*EXTRACTED ENTRIES*
____

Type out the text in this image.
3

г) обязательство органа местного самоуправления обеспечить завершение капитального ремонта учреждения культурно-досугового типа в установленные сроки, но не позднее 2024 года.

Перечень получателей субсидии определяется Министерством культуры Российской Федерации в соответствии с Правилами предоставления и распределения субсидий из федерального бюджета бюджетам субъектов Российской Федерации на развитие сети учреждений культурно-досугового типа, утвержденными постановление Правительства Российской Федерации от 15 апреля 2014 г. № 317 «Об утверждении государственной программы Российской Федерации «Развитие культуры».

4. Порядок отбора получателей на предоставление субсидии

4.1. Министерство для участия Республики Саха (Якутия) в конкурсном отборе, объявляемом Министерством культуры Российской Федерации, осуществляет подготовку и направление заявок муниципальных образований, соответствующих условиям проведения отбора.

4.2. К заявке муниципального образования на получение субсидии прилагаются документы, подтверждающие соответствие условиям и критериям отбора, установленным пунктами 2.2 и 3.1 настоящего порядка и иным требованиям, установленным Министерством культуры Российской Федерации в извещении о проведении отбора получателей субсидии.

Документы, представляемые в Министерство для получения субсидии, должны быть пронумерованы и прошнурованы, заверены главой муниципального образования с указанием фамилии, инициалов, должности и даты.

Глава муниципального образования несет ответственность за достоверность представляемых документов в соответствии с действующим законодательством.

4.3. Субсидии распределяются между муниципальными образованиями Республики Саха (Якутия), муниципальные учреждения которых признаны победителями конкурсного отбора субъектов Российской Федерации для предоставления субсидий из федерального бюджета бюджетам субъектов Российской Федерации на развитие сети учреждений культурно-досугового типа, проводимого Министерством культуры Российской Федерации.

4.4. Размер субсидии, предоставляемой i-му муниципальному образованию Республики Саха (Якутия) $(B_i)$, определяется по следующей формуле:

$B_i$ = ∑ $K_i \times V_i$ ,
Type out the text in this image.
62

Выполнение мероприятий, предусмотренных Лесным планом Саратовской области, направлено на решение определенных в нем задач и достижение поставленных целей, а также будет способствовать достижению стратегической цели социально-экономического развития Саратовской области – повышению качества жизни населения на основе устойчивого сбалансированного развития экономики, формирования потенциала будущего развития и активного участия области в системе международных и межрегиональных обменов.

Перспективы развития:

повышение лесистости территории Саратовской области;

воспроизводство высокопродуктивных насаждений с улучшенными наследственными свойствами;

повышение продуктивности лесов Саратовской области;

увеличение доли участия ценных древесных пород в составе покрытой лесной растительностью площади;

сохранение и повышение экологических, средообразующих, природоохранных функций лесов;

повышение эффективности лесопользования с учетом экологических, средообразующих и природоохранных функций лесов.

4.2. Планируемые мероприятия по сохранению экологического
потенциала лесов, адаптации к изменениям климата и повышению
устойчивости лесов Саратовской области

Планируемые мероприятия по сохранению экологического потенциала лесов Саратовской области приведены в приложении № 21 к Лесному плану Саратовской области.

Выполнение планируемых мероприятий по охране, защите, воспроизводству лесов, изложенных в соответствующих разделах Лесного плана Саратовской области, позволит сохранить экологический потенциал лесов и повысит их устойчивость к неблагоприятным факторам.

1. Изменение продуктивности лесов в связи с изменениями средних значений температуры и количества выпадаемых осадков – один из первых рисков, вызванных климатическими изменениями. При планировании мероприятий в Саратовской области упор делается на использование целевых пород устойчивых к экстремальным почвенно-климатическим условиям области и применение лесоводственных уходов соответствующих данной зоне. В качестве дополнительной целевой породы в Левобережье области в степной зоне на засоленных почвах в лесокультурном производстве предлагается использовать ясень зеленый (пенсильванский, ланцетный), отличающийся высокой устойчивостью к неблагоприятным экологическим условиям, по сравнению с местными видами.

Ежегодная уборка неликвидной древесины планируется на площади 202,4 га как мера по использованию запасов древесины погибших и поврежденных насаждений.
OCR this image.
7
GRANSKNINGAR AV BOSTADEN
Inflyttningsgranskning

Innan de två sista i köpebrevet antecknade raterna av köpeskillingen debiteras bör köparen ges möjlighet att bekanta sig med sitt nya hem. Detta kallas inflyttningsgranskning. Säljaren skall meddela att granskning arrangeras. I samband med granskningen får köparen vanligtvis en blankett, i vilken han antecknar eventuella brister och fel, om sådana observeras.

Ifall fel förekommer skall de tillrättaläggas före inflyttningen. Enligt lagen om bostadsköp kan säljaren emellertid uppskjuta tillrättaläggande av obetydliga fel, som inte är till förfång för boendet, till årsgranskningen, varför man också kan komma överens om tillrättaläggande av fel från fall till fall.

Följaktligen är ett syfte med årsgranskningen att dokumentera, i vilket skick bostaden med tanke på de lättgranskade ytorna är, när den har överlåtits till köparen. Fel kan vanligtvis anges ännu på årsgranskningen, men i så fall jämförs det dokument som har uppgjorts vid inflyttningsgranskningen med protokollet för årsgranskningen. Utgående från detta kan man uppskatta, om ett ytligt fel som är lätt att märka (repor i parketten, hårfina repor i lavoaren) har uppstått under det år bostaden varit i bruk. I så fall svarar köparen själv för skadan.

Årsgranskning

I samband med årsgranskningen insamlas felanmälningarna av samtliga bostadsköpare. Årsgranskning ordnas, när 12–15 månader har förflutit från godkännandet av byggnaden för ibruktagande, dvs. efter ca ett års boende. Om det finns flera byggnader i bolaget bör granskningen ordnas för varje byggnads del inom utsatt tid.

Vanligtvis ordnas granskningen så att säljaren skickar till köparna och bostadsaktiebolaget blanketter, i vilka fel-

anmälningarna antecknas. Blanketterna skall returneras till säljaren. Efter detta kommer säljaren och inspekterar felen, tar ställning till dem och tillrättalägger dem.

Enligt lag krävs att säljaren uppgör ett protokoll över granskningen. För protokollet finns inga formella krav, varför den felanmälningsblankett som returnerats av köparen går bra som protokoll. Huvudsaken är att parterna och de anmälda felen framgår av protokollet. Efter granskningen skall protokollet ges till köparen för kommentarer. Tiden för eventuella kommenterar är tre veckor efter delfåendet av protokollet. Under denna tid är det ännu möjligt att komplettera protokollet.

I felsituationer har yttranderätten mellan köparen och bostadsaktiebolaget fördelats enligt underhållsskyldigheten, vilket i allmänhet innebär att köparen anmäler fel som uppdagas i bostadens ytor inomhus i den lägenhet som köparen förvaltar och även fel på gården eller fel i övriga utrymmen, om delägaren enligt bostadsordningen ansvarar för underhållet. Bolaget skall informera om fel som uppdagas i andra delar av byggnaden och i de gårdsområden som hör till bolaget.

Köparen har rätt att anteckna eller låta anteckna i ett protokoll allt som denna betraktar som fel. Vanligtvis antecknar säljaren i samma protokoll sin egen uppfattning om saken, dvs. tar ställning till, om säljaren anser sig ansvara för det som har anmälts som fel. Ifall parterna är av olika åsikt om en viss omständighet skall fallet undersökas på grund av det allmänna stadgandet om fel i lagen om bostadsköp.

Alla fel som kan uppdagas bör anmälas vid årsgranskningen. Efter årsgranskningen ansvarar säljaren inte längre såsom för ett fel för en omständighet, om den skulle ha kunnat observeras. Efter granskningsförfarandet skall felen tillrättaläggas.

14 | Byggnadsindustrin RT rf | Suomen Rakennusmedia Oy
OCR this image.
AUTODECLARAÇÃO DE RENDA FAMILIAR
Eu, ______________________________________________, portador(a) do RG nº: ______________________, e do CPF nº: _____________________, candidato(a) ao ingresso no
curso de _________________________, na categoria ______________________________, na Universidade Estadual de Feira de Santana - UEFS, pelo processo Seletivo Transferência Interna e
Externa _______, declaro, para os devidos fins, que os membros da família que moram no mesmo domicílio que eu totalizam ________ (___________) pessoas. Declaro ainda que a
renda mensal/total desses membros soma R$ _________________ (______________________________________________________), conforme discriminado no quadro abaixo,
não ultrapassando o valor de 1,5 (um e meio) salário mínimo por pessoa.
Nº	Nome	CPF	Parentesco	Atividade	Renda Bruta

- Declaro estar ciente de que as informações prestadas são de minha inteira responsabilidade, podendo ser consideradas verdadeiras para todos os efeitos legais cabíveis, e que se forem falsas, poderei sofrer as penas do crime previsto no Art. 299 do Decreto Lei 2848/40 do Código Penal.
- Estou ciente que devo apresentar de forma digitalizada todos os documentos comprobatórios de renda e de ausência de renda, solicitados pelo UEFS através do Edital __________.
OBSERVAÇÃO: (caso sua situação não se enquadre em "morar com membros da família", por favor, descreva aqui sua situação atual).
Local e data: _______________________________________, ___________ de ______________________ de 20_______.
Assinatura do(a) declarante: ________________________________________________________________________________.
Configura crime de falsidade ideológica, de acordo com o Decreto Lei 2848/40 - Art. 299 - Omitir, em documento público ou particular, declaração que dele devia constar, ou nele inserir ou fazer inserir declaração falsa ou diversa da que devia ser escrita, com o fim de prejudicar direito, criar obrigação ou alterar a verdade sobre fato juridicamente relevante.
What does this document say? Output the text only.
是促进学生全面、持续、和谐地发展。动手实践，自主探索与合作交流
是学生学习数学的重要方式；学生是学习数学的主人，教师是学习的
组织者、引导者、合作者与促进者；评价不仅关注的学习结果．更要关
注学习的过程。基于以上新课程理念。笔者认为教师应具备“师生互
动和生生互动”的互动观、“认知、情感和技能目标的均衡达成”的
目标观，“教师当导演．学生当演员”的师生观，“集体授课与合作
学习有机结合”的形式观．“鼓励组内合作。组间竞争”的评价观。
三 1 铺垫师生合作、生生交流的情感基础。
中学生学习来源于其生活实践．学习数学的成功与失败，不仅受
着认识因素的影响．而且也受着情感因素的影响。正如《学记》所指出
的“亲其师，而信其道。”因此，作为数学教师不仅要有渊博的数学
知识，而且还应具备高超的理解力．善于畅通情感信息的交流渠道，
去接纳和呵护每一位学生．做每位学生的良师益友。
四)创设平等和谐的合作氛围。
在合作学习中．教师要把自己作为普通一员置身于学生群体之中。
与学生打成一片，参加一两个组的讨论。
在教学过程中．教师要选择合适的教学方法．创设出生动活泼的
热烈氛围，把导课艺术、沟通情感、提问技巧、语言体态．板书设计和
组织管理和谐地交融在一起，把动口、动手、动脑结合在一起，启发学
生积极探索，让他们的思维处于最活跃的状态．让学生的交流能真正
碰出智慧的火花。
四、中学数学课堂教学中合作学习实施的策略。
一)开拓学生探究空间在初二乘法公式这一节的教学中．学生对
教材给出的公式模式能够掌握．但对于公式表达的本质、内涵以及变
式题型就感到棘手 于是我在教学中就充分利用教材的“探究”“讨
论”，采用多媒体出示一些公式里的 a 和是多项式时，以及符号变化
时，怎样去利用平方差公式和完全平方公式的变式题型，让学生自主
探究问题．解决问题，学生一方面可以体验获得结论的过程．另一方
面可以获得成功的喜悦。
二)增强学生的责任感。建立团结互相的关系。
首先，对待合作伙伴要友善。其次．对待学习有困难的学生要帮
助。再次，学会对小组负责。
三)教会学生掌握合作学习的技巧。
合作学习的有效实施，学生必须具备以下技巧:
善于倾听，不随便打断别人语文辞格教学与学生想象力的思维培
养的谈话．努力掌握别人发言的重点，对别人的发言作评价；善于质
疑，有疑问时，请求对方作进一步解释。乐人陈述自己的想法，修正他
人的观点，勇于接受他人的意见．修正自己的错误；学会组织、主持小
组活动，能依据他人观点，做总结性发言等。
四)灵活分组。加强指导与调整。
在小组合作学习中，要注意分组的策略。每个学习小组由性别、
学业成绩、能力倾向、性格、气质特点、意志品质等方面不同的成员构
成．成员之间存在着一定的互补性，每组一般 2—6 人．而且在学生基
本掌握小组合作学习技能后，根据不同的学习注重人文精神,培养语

____

*TASK BRIEF*
Look above for the line containing "What does this", then transcribe it and all lines after it through the last, exactly and with nothing else.

*FINISHED ANSWER*
What does this document say? Output the text only.
是促进学生全面、持续、和谐地发展。动手实践，自主探索与合作交流
是学生学习数学的重要方式；学生是学习数学的主人，教师是学习的
组织者、引导者、合作者与促进者；评价不仅关注的学习结果．更要关
注学习的过程。基于以上新课程理念。笔者认为教师应具备“师生互
动和生生互动”的互动观、“认知、情感和技能目标的均衡达成”的
目标观，“教师当导演．学生当演员”的师生观，“集体授课与合作
学习有机结合”的形式观．“鼓励组内合作。组间竞争”的评价观。
三 1 铺垫师生合作、生生交流的情感基础。
中学生学习来源于其生活实践．学习数学的成功与失败，不仅受
着认识因素的影响．而且也受着情感因素的影响。正如《学记》所指出
的“亲其师，而信其道。”因此，作为数学教师不仅要有渊博的数学
知识，而且还应具备高超的理解力．善于畅通情感信息的交流渠道，
去接纳和呵护每一位学生．做每位学生的良师益友。
四)创设平等和谐的合作氛围。
在合作学习中．教师要把自己作为普通一员置身于学生群体之中。
与学生打成一片，参加一两个组的讨论。
在教学过程中．教师要选择合适的教学方法．创设出生动活泼的
热烈氛围，把导课艺术、沟通情感、提问技巧、语言体态．板书设计和
组织管理和谐地交融在一起，把动口、动手、动脑结合在一起，启发学
生积极探索，让他们的思维处于最活跃的状态．让学生的交流能真正
碰出智慧的火花。
四、中学数学课堂教学中合作学习实施的策略。
一)开拓学生探究空间在初二乘法公式这一节的教学中．学生对
教材给出的公式模式能够掌握．但对于公式表达的本质、内涵以及变
式题型就感到棘手 于是我在教学中就充分利用教材的“探究”“讨
论”，采用多媒体出示一些公式里的 a 和是多项式时，以及符号变化
时，怎样去利用平方差公式和完全平方公式的变式题型，让学生自主
探究问题．解决问题，学生一方面可以体验获得结论的过程．另一方
面可以获得成功的喜悦。
二)增强学生的责任感。建立团结互相的关系。
首先，对待合作伙伴要友善。其次．对待学习有困难的学生要帮
助。再次，学会对小组负责。
三)教会学生掌握合作学习的技巧。
合作学习的有效实施，学生必须具备以下技巧:
善于倾听，不随便打断别人语文辞格教学与学生想象力的思维培
养的谈话．努力掌握别人发言的重点，对别人的发言作评价；善于质
疑，有疑问时，请求对方作进一步解释。乐人陈述自己的想法，修正他
人的观点，勇于接受他人的意见．修正自己的错误；学会组织、主持小
组活动，能依据他人观点，做总结性发言等。
四)灵活分组。加强指导与调整。
在小组合作学习中，要注意分组的策略。每个学习小组由性别、
学业成绩、能力倾向、性格、气质特点、意志品质等方面不同的成员构
成．成员之间存在着一定的互补性，每组一般 2—6 人．而且在学生基
本掌握小组合作学习技能后，根据不同的学习注重人文精神,培养语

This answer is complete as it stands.